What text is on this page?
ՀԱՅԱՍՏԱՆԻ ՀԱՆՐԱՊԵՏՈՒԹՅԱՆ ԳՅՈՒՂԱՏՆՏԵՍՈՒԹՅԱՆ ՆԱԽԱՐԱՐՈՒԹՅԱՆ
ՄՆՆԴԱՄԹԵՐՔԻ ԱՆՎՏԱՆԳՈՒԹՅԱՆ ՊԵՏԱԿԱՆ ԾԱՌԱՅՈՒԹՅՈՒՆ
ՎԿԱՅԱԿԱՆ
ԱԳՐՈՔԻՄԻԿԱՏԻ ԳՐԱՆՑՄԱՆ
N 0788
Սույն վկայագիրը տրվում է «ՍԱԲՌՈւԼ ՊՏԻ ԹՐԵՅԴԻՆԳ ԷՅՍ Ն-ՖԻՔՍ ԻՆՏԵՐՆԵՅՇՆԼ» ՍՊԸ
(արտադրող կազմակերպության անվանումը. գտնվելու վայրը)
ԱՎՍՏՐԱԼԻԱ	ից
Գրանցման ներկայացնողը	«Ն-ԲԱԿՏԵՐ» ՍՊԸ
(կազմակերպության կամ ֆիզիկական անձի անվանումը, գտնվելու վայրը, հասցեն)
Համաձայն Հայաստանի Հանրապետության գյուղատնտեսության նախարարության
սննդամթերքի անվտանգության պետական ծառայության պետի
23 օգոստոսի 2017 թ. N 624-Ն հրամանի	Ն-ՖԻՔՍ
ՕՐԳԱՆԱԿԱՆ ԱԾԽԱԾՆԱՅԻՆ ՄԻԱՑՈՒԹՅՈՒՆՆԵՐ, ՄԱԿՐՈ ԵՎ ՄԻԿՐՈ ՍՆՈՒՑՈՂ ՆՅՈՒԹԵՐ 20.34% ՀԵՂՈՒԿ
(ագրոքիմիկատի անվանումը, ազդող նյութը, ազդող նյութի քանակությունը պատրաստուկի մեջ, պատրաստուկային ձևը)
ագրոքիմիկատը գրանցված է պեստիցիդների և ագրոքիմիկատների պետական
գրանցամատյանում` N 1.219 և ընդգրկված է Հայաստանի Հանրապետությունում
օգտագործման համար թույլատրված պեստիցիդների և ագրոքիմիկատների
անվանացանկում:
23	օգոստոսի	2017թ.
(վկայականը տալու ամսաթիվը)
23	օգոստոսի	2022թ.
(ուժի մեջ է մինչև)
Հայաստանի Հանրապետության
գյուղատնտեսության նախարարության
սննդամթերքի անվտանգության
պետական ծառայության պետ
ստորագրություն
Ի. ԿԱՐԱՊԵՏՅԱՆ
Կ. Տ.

[Problem] Some lines of the data above may hold the word "ՖԻՔՍ"; report how many do, and nothing else.

[Written response] 2